> _THE REQUEST_
Pick out every line with the word "يـدا" and copy it.

> _EXTRACTED ENTRIES_
▼
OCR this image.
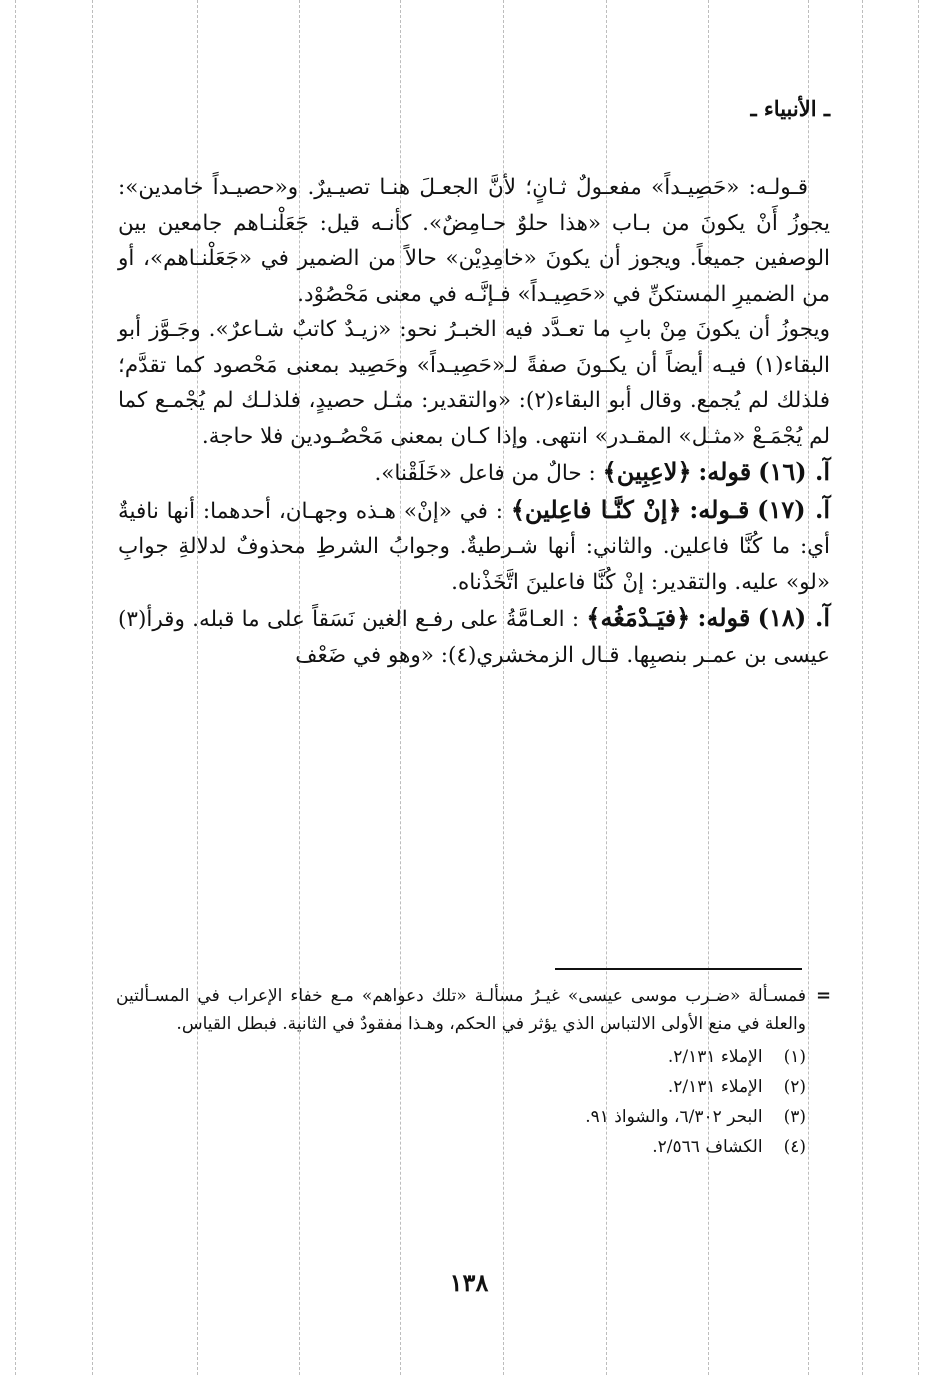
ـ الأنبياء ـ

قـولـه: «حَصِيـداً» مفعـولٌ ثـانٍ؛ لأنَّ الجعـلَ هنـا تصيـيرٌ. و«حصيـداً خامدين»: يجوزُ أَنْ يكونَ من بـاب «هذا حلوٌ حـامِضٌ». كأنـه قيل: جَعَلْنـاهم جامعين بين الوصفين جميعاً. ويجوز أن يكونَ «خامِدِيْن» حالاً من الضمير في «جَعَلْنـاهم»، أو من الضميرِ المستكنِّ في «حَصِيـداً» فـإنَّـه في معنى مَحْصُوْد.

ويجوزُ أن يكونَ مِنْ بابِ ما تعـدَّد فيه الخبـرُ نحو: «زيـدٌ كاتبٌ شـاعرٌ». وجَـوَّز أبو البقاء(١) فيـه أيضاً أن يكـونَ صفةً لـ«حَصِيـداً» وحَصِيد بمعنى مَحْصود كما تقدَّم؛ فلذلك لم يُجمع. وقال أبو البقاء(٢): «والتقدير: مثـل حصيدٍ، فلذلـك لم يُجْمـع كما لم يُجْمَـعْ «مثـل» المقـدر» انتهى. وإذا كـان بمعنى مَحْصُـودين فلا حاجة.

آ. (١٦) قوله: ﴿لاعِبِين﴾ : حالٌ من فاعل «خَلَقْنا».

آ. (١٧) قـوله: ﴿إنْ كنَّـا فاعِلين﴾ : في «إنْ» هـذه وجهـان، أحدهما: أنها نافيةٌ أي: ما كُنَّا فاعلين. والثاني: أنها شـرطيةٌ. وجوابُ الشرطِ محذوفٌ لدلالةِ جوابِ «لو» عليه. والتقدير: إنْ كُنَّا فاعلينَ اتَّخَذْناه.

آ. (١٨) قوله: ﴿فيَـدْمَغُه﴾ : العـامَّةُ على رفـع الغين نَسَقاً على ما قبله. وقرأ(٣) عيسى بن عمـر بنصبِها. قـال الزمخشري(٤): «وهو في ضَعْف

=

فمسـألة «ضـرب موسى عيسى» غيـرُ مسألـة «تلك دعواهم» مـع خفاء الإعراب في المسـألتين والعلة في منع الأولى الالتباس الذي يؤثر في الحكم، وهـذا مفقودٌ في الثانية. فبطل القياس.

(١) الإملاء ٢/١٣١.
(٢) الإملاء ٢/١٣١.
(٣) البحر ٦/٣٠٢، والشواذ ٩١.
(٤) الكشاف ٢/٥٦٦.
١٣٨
▲
> _EXERCISE SOLUTION_
قـولـه: «حَصِيـداً» مفعـولٌ ثـانٍ؛ لأنَّ الجعـلَ هنـا تصيـيرٌ. و«حصيـداً خامدين»: يجوزُ أَنْ يكونَ من بـاب «هذا حلوٌ حـامِضٌ». كأنـه قيل: جَعَلْنـاهم جامعين بين الوصفين جميعاً. ويجوز أن يكونَ «خامِدِيْن» حالاً من الضمير في «جَعَلْنـاهم»، أو من الضميرِ المستكنِّ في «حَصِيـداً» فـإنَّـه في معنى مَحْصُوْد.
ويجوزُ أن يكونَ مِنْ بابِ ما تعـدَّد فيه الخبـرُ نحو: «زيـدٌ كاتبٌ شـاعرٌ». وجَـوَّز أبو البقاء(١) فيـه أيضاً أن يكـونَ صفةً لـ«حَصِيـداً» وحَصِيد بمعنى مَحْصود كما تقدَّم؛ فلذلك لم يُجمع. وقال أبو البقاء(٢): «والتقدير: مثـل حصيدٍ، فلذلـك لم يُجْمـع كما لم يُجْمَـعْ «مثـل» المقـدر» انتهى. وإذا كـان بمعنى مَحْصُـودين فلا حاجة.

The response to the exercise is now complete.